**BRIEF**
Single out the lines that include the word "screenshot". Copy them.

___ DATA ENTRIES

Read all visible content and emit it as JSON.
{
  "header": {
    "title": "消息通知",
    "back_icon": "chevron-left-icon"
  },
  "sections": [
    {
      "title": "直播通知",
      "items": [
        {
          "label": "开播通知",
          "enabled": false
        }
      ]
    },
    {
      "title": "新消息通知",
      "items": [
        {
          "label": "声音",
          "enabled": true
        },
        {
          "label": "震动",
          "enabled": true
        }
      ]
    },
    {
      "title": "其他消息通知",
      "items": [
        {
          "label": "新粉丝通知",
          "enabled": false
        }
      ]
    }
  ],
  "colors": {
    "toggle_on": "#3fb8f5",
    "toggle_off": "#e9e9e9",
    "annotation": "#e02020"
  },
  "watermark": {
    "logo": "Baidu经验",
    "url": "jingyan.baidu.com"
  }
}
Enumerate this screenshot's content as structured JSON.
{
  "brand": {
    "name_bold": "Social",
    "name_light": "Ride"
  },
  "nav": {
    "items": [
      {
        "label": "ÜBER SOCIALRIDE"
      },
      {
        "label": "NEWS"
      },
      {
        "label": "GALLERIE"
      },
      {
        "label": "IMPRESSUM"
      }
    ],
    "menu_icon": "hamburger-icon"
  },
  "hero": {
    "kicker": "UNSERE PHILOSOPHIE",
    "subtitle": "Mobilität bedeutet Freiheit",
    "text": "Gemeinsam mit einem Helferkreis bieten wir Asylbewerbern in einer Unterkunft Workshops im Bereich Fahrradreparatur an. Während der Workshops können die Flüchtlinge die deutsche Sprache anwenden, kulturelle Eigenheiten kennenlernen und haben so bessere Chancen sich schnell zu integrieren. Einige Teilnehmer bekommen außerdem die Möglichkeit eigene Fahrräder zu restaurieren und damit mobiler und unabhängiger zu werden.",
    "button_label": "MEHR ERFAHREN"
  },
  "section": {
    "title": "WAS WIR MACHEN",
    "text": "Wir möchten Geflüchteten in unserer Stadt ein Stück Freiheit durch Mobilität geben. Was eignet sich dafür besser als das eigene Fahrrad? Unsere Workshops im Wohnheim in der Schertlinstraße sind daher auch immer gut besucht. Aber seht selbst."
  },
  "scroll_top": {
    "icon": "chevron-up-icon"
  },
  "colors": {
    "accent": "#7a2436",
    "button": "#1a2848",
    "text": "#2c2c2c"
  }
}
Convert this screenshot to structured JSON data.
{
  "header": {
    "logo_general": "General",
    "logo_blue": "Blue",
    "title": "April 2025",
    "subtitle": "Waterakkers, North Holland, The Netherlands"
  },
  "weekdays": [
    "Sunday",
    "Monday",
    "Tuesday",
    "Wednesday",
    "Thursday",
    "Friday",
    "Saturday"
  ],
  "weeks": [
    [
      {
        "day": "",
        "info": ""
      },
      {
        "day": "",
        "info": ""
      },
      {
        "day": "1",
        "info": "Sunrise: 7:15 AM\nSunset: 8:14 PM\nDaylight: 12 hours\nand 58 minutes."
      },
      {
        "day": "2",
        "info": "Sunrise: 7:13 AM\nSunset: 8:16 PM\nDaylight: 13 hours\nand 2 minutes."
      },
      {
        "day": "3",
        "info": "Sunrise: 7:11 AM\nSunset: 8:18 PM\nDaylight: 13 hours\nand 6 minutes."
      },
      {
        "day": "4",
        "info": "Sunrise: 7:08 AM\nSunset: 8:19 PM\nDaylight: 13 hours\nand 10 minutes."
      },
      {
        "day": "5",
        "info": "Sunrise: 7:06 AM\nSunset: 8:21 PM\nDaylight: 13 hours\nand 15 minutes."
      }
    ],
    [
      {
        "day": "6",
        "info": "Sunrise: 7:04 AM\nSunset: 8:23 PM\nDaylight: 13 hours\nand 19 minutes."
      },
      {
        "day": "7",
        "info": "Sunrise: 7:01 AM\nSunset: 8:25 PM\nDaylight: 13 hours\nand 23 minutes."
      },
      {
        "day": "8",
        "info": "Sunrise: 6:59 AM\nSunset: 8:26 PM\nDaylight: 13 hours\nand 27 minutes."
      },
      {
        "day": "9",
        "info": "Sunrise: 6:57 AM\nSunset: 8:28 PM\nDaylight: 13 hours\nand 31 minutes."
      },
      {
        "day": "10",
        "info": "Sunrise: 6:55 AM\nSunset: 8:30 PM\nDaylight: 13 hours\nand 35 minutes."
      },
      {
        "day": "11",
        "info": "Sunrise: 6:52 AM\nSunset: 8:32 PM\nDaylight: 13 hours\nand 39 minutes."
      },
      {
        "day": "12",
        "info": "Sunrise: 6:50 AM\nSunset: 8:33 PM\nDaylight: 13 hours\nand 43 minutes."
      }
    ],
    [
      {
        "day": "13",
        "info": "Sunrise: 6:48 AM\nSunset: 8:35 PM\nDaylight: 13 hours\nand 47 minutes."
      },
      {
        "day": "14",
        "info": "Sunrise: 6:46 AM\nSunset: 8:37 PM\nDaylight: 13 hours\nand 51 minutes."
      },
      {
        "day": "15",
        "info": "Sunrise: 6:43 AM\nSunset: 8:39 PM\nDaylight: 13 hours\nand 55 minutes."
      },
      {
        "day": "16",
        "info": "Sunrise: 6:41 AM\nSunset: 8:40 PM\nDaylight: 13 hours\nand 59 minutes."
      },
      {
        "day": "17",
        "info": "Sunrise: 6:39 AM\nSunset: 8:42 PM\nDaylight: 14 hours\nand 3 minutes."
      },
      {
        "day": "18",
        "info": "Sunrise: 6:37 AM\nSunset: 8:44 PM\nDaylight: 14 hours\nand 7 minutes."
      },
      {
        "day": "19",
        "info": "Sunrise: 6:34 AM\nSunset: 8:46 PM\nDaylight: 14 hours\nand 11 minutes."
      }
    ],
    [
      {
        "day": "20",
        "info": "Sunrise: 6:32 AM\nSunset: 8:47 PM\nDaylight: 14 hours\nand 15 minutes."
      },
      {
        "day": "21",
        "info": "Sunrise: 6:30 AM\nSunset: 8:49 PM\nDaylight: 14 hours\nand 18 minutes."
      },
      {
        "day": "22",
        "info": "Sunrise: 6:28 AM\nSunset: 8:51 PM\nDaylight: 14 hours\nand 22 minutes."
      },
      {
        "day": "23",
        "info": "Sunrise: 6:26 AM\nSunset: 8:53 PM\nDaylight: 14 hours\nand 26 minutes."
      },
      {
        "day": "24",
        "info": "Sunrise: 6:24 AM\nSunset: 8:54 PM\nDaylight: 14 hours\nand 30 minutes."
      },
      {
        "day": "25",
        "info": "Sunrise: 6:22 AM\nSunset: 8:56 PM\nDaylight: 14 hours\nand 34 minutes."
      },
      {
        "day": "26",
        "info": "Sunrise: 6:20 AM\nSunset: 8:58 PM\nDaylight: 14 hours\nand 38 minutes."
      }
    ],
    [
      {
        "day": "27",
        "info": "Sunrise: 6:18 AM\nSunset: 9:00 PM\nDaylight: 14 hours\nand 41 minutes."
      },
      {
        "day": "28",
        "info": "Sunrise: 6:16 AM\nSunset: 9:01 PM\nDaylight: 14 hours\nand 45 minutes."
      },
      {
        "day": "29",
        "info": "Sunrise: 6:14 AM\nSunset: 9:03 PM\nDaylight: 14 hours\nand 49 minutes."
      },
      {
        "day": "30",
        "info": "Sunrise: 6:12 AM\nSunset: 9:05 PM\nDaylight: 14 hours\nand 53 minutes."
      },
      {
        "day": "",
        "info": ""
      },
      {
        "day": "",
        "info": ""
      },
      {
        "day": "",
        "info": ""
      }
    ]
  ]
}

______

**SOLUTION FOR THIS PROBLEM**
Enumerate this screenshot's content as structured JSON.
Convert this screenshot to structured JSON data.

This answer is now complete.